■ **EXERCISE INSTRUCTIONS**: All entries below are to be set down again, identical to the source.

■ **INFORMATION PROVIDED**:
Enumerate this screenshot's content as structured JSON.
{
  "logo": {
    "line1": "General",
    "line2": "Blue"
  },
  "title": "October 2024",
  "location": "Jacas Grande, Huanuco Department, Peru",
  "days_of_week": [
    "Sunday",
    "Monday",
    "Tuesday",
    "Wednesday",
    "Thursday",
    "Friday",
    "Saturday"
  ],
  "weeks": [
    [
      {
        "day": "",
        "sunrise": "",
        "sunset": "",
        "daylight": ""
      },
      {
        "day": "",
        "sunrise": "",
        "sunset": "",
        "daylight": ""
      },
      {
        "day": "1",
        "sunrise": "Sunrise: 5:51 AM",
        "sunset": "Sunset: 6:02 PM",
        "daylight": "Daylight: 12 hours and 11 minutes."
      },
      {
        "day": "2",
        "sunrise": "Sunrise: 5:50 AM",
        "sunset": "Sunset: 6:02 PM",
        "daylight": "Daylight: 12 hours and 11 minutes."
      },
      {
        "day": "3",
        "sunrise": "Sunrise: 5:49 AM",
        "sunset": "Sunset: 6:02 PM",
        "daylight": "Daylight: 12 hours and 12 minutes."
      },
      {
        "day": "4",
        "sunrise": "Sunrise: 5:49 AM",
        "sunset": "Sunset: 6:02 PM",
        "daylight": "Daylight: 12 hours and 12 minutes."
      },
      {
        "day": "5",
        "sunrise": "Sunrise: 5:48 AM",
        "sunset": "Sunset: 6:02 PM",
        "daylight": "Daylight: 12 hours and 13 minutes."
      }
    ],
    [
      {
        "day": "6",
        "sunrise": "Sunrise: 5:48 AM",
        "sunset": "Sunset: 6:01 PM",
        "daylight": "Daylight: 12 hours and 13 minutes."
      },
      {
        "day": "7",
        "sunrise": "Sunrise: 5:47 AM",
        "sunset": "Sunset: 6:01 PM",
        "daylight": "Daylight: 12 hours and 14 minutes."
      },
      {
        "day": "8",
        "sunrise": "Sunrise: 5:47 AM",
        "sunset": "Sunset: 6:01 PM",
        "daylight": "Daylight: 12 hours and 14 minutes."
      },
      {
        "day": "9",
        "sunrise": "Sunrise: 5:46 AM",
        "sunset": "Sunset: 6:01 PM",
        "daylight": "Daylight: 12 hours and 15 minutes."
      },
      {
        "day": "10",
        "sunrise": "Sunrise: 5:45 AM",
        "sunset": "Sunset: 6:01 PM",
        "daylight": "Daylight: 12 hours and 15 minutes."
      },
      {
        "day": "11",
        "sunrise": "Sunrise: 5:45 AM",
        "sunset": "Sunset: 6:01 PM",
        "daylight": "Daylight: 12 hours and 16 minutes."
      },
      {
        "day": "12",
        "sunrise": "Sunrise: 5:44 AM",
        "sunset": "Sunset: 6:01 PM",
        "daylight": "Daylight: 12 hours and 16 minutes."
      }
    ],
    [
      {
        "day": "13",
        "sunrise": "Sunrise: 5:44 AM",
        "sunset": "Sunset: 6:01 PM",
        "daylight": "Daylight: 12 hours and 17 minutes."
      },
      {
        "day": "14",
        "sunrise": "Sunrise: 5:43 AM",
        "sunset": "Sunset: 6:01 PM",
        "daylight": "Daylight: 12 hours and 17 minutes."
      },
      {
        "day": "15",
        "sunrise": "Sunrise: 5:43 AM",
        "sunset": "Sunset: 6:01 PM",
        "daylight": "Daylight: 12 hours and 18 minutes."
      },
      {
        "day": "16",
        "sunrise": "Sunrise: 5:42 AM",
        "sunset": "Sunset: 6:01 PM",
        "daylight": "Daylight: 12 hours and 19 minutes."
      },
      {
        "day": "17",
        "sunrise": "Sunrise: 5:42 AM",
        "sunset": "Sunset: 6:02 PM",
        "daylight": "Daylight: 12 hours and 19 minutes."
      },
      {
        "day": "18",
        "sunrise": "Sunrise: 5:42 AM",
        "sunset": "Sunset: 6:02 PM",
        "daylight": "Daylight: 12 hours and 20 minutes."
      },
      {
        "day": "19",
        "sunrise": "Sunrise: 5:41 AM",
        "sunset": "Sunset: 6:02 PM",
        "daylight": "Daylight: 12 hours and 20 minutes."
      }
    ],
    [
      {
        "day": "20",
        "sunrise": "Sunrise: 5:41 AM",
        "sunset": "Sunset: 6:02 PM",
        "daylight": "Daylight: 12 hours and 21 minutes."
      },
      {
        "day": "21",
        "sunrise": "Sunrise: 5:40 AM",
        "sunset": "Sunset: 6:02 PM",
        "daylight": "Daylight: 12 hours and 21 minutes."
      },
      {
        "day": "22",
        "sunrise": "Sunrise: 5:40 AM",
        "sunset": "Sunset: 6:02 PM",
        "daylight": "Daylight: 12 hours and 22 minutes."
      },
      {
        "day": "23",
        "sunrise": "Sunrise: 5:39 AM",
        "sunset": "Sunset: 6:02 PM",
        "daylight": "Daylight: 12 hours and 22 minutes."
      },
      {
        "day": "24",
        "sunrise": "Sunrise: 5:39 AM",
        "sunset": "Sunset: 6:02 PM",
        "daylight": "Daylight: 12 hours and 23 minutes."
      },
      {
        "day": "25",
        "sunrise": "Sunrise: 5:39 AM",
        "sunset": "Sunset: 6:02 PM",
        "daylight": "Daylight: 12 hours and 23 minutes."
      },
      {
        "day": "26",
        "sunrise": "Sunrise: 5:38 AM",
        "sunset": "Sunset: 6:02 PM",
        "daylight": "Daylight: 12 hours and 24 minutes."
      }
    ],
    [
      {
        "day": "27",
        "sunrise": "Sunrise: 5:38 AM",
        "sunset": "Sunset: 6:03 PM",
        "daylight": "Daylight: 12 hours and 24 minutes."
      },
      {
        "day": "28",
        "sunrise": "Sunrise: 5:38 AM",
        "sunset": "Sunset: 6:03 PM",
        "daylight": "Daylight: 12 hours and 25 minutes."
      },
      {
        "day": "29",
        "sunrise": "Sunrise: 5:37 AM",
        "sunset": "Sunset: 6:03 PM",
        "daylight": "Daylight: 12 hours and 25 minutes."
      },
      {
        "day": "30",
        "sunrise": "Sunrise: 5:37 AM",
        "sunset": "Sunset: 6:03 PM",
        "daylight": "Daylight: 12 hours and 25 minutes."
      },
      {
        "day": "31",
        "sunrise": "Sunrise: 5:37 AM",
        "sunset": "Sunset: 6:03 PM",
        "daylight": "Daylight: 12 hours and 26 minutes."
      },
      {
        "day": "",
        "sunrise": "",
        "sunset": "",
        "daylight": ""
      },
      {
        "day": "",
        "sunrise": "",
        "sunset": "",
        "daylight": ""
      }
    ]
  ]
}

■ **OUTPUT OF THE EXERCISE**:
Enumerate this screenshot's content as structured JSON.
{
  "logo": {
    "line1": "General",
    "line2": "Blue"
  },
  "title": "October 2024",
  "location": "Jacas Grande, Huanuco Department, Peru",
  "days_of_week": [
    "Sunday",
    "Monday",
    "Tuesday",
    "Wednesday",
    "Thursday",
    "Friday",
    "Saturday"
  ],
  "weeks": [
    [
      {
        "day": "",
        "sunrise": "",
        "sunset": "",
        "daylight": ""
      },
      {
        "day": "",
        "sunrise": "",
        "sunset": "",
        "daylight": ""
      },
      {
        "day": "1",
        "sunrise": "Sunrise: 5:51 AM",
        "sunset": "Sunset: 6:02 PM",
        "daylight": "Daylight: 12 hours and 11 minutes."
      },
      {
        "day": "2",
        "sunrise": "Sunrise: 5:50 AM",
        "sunset": "Sunset: 6:02 PM",
        "daylight": "Daylight: 12 hours and 11 minutes."
      },
      {
        "day": "3",
        "sunrise": "Sunrise: 5:49 AM",
        "sunset": "Sunset: 6:02 PM",
        "daylight": "Daylight: 12 hours and 12 minutes."
      },
      {
        "day": "4",
        "sunrise": "Sunrise: 5:49 AM",
        "sunset": "Sunset: 6:02 PM",
        "daylight": "Daylight: 12 hours and 12 minutes."
      },
      {
        "day": "5",
        "sunrise": "Sunrise: 5:48 AM",
        "sunset": "Sunset: 6:02 PM",
        "daylight": "Daylight: 12 hours and 13 minutes."
      }
    ],
    [
      {
        "day": "6",
        "sunrise": "Sunrise: 5:48 AM",
        "sunset": "Sunset: 6:01 PM",
        "daylight": "Daylight: 12 hours and 13 minutes."
      },
      {
        "day": "7",
        "sunrise": "Sunrise: 5:47 AM",
        "sunset": "Sunset: 6:01 PM",
        "daylight": "Daylight: 12 hours and 14 minutes."
      },
      {
        "day": "8",
        "sunrise": "Sunrise: 5:47 AM",
        "sunset": "Sunset: 6:01 PM",
        "daylight": "Daylight: 12 hours and 14 minutes."
      },
      {
        "day": "9",
        "sunrise": "Sunrise: 5:46 AM",
        "sunset": "Sunset: 6:01 PM",
        "daylight": "Daylight: 12 hours and 15 minutes."
      },
      {
        "day": "10",
        "sunrise": "Sunrise: 5:45 AM",
        "sunset": "Sunset: 6:01 PM",
        "daylight": "Daylight: 12 hours and 15 minutes."
      },
      {
        "day": "11",
        "sunrise": "Sunrise: 5:45 AM",
        "sunset": "Sunset: 6:01 PM",
        "daylight": "Daylight: 12 hours and 16 minutes."
      },
      {
        "day": "12",
        "sunrise": "Sunrise: 5:44 AM",
        "sunset": "Sunset: 6:01 PM",
        "daylight": "Daylight: 12 hours and 16 minutes."
      }
    ],
    [
      {
        "day": "13",
        "sunrise": "Sunrise: 5:44 AM",
        "sunset": "Sunset: 6:01 PM",
        "daylight": "Daylight: 12 hours and 17 minutes."
      },
      {
        "day": "14",
        "sunrise": "Sunrise: 5:43 AM",
        "sunset": "Sunset: 6:01 PM",
        "daylight": "Daylight: 12 hours and 17 minutes."
      },
      {
        "day": "15",
        "sunrise": "Sunrise: 5:43 AM",
        "sunset": "Sunset: 6:01 PM",
        "daylight": "Daylight: 12 hours and 18 minutes."
      },
      {
        "day": "16",
        "sunrise": "Sunrise: 5:42 AM",
        "sunset": "Sunset: 6:01 PM",
        "daylight": "Daylight: 12 hours and 19 minutes."
      },
      {
        "day": "17",
        "sunrise": "Sunrise: 5:42 AM",
        "sunset": "Sunset: 6:02 PM",
        "daylight": "Daylight: 12 hours and 19 minutes."
      },
      {
        "day": "18",
        "sunrise": "Sunrise: 5:42 AM",
        "sunset": "Sunset: 6:02 PM",
        "daylight": "Daylight: 12 hours and 20 minutes."
      },
      {
        "day": "19",
        "sunrise": "Sunrise: 5:41 AM",
        "sunset": "Sunset: 6:02 PM",
        "daylight": "Daylight: 12 hours and 20 minutes."
      }
    ],
    [
      {
        "day": "20",
        "sunrise": "Sunrise: 5:41 AM",
        "sunset": "Sunset: 6:02 PM",
        "daylight": "Daylight: 12 hours and 21 minutes."
      },
      {
        "day": "21",
        "sunrise": "Sunrise: 5:40 AM",
        "sunset": "Sunset: 6:02 PM",
        "daylight": "Daylight: 12 hours and 21 minutes."
      },
      {
        "day": "22",
        "sunrise": "Sunrise: 5:40 AM",
        "sunset": "Sunset: 6:02 PM",
        "daylight": "Daylight: 12 hours and 22 minutes."
      },
      {
        "day": "23",
        "sunrise": "Sunrise: 5:39 AM",
        "sunset": "Sunset: 6:02 PM",
        "daylight": "Daylight: 12 hours and 22 minutes."
      },
      {
        "day": "24",
        "sunrise": "Sunrise: 5:39 AM",
        "sunset": "Sunset: 6:02 PM",
        "daylight": "Daylight: 12 hours and 23 minutes."
      },
      {
        "day": "25",
        "sunrise": "Sunrise: 5:39 AM",
        "sunset": "Sunset: 6:02 PM",
        "daylight": "Daylight: 12 hours and 23 minutes."
      },
      {
        "day": "26",
        "sunrise": "Sunrise: 5:38 AM",
        "sunset": "Sunset: 6:02 PM",
        "daylight": "Daylight: 12 hours and 24 minutes."
      }
    ],
    [
      {
        "day": "27",
        "sunrise": "Sunrise: 5:38 AM",
        "sunset": "Sunset: 6:03 PM",
        "daylight": "Daylight: 12 hours and 24 minutes."
      },
      {
        "day": "28",
        "sunrise": "Sunrise: 5:38 AM",
        "sunset": "Sunset: 6:03 PM",
        "daylight": "Daylight: 12 hours and 25 minutes."
      },
      {
        "day": "29",
        "sunrise": "Sunrise: 5:37 AM",
        "sunset": "Sunset: 6:03 PM",
        "daylight": "Daylight: 12 hours and 25 minutes."
      },
      {
        "day": "30",
        "sunrise": "Sunrise: 5:37 AM",
        "sunset": "Sunset: 6:03 PM",
        "daylight": "Daylight: 12 hours and 25 minutes."
      },
      {
        "day": "31",
        "sunrise": "Sunrise: 5:37 AM",
        "sunset": "Sunset: 6:03 PM",
        "daylight": "Daylight: 12 hours and 26 minutes."
      },
      {
        "day": "",
        "sunrise": "",
        "sunset": "",
        "daylight": ""
      },
      {
        "day": "",
        "sunrise": "",
        "sunset": "",
        "daylight": ""
      }
    ]
  ]
}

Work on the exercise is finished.